Dataset records:
■ ■ ■ ■

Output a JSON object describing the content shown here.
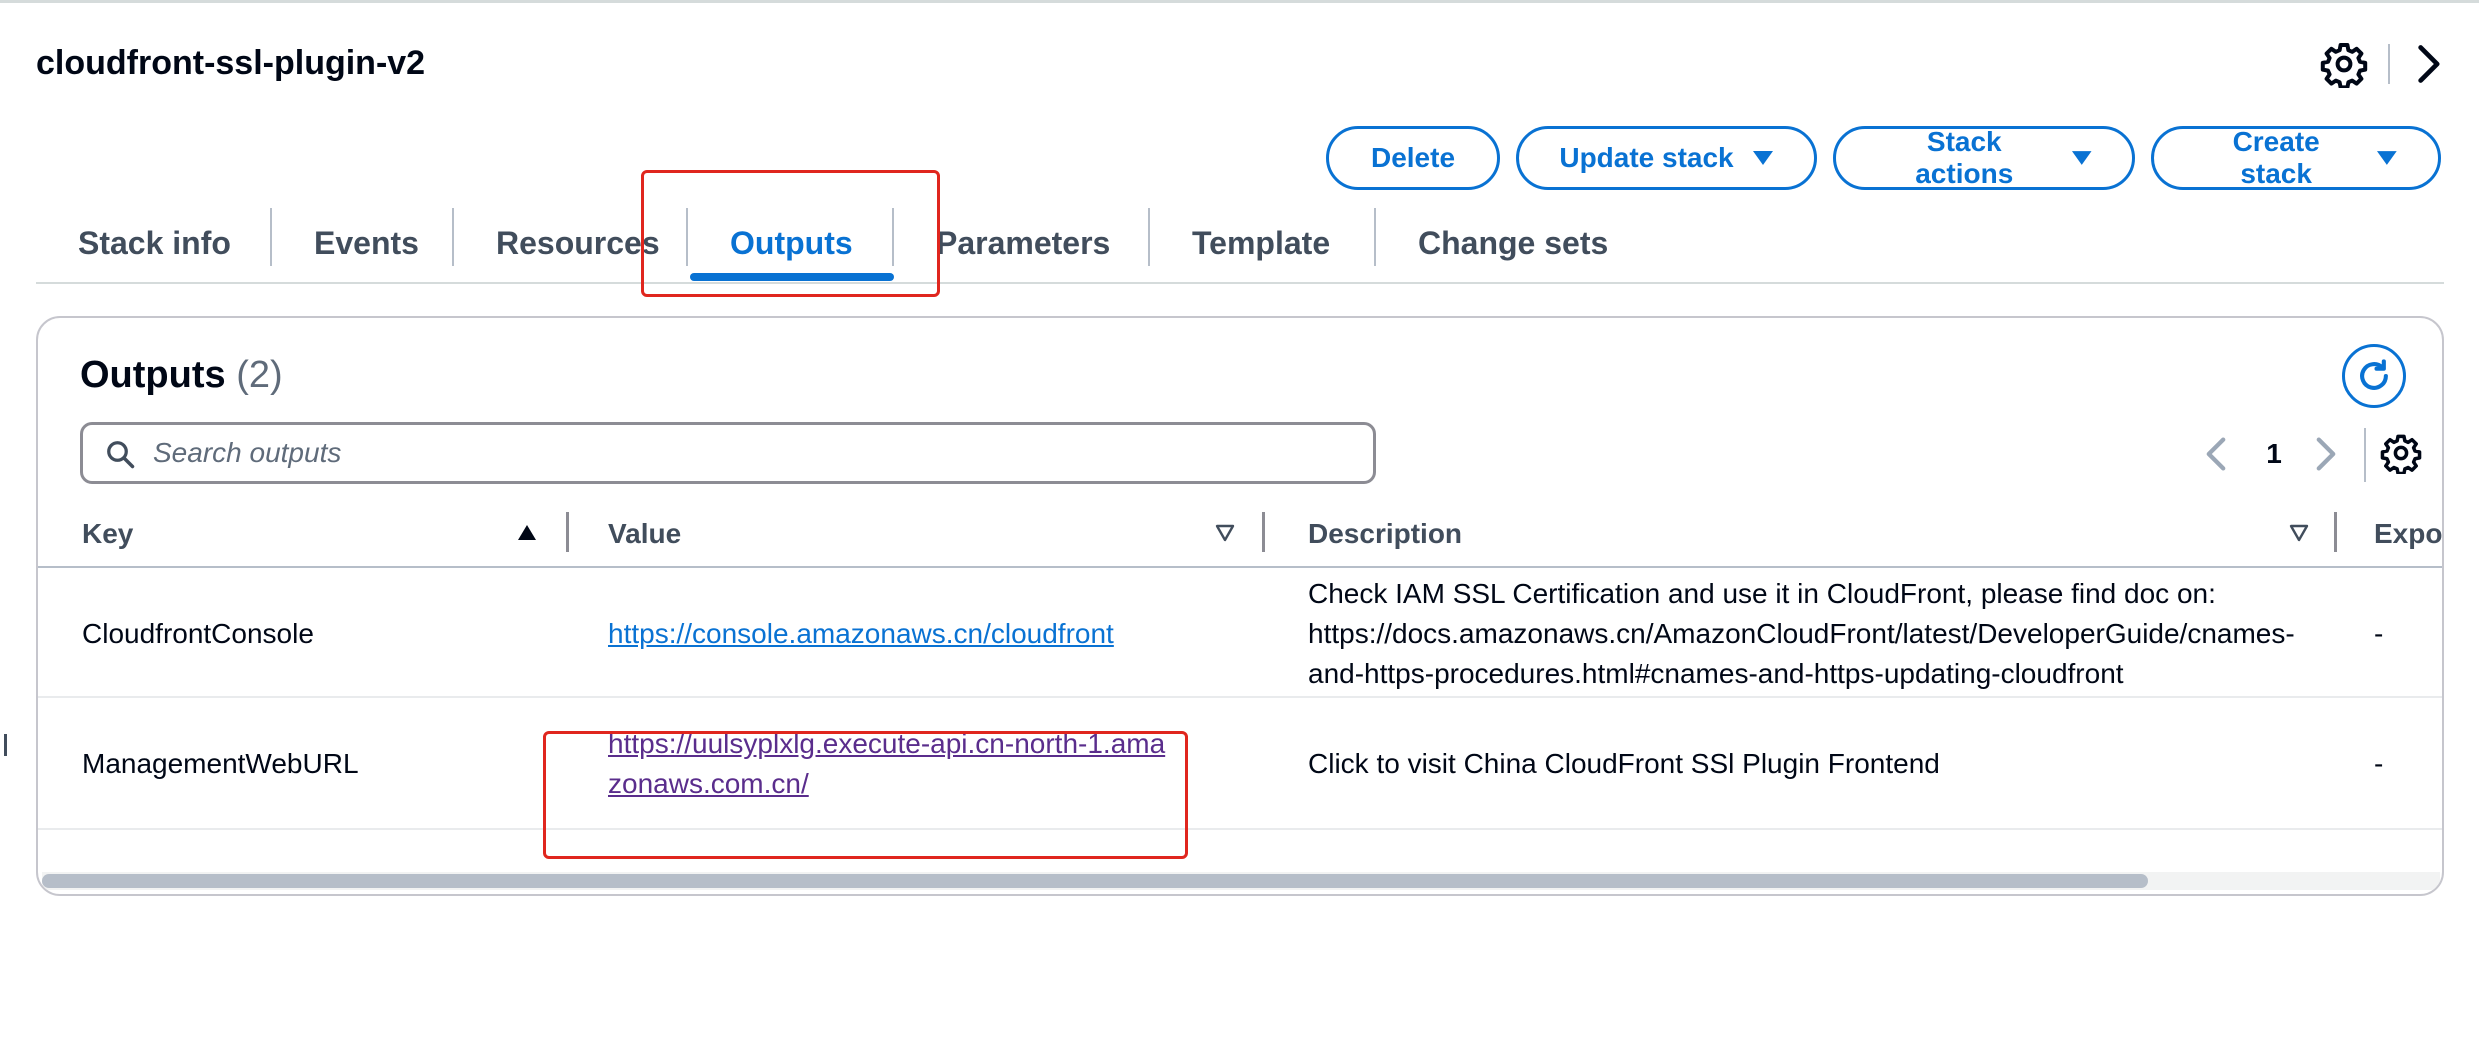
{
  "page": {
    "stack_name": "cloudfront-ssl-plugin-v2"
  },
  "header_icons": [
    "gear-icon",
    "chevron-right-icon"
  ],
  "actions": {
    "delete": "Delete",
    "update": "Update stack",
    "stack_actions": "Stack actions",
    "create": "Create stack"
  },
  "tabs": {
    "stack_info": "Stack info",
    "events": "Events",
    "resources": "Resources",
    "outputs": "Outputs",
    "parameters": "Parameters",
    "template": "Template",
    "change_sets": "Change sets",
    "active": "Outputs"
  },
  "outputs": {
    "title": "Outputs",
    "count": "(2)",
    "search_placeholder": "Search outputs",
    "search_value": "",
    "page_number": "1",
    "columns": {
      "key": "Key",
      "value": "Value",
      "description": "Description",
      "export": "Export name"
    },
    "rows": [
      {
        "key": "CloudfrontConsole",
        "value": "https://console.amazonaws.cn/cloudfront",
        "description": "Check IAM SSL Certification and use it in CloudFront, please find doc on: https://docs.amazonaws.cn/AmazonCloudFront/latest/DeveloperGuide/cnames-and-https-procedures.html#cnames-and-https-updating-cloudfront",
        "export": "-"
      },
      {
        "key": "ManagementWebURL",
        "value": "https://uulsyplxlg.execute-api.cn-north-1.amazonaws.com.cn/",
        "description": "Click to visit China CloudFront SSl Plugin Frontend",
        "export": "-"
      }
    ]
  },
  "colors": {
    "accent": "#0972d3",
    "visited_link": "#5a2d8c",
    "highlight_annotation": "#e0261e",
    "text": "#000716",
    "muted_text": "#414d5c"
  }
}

■ ■ ■ ■

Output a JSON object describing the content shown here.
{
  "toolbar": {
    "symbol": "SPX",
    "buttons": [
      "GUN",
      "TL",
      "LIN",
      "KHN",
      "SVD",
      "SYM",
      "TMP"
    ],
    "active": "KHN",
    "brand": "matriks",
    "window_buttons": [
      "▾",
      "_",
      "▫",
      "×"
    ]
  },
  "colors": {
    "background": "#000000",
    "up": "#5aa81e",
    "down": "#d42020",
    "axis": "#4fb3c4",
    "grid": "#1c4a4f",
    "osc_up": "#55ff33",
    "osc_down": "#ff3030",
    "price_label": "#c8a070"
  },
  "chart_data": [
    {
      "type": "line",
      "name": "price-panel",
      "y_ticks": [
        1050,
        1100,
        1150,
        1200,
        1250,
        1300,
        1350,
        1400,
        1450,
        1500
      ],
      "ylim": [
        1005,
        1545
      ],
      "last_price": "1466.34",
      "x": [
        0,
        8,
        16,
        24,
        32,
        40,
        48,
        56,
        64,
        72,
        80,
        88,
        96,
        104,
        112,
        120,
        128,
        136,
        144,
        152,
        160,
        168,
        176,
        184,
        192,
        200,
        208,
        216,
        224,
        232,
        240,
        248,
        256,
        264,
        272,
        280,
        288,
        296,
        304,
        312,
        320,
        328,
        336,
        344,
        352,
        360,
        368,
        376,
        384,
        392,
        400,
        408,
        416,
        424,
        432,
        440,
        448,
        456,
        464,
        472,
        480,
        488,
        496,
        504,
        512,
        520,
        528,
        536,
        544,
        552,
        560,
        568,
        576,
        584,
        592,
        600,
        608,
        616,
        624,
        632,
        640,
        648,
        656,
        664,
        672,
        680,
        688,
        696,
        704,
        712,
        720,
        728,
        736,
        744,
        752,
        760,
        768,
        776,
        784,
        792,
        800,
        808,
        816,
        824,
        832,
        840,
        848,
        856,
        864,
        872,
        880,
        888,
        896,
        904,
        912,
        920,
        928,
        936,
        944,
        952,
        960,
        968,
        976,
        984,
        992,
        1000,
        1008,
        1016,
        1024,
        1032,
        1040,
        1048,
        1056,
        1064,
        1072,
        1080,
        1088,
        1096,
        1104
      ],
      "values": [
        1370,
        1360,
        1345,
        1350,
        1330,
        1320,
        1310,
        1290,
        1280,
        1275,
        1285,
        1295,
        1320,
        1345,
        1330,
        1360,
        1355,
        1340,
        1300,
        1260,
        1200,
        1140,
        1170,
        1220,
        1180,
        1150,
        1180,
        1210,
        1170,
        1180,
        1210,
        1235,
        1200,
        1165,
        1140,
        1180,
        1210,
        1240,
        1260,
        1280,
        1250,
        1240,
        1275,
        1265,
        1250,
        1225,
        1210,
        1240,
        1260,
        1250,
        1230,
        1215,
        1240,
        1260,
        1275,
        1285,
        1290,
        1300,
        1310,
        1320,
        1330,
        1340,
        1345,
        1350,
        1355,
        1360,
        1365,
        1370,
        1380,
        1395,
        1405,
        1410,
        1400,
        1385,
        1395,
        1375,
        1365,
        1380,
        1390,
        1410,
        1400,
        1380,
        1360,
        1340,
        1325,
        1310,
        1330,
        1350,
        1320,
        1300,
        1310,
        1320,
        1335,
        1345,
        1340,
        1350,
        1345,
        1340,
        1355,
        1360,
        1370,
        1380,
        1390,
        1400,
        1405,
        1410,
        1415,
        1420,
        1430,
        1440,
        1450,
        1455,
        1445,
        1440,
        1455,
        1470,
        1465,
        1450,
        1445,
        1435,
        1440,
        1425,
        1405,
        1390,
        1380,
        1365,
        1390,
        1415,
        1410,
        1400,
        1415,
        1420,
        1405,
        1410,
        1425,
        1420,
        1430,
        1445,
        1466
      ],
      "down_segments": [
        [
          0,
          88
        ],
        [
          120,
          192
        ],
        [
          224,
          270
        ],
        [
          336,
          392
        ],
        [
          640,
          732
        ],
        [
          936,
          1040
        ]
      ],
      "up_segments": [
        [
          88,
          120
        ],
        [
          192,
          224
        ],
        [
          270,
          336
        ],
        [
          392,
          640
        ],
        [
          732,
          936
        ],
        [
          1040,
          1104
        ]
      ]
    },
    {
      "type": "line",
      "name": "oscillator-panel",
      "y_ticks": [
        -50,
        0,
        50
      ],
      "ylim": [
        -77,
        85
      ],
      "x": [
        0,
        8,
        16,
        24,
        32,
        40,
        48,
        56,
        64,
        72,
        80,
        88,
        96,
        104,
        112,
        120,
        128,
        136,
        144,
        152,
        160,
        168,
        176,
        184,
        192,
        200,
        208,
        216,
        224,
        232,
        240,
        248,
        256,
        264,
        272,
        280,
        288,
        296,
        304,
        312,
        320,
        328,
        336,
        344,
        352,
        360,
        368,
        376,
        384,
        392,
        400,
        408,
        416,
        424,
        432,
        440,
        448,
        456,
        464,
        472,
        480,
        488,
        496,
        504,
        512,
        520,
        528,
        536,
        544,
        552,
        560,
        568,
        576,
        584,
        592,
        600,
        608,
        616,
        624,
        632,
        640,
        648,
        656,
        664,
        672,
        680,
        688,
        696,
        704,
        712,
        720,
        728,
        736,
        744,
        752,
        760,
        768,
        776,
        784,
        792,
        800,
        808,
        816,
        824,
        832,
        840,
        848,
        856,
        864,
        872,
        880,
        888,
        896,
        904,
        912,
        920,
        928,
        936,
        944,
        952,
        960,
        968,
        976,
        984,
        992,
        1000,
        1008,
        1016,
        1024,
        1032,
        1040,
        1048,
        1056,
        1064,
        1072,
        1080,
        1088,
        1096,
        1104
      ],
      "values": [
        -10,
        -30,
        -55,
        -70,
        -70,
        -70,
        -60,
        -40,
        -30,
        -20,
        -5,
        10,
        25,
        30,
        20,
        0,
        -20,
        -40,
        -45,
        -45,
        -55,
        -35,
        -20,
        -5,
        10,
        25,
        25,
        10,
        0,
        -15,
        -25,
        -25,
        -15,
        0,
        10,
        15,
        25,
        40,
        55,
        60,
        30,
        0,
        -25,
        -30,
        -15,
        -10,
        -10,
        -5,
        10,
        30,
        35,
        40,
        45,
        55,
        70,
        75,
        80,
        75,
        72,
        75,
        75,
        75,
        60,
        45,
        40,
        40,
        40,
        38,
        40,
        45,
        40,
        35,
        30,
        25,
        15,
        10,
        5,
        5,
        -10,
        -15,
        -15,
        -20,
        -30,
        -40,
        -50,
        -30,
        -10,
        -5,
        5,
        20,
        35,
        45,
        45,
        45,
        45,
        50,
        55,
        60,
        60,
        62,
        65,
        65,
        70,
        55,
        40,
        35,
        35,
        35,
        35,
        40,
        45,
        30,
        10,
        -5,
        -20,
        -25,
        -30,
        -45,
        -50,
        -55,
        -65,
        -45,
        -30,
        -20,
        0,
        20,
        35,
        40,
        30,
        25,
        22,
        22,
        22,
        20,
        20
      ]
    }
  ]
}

■ ■ ■ ■

Copy down every line of the material above that includes the string "description".

      "description": "Description",
        "description": "Check IAM SSL Certification and use it in CloudFront, please find doc on: https://docs.amazonaws.cn/AmazonCloudFront/latest/DeveloperGuide/cnames-and-https-procedures.html#cnames-and-https-updating-cloudfront",
        "description": "Click to visit China CloudFront SSl Plugin Frontend",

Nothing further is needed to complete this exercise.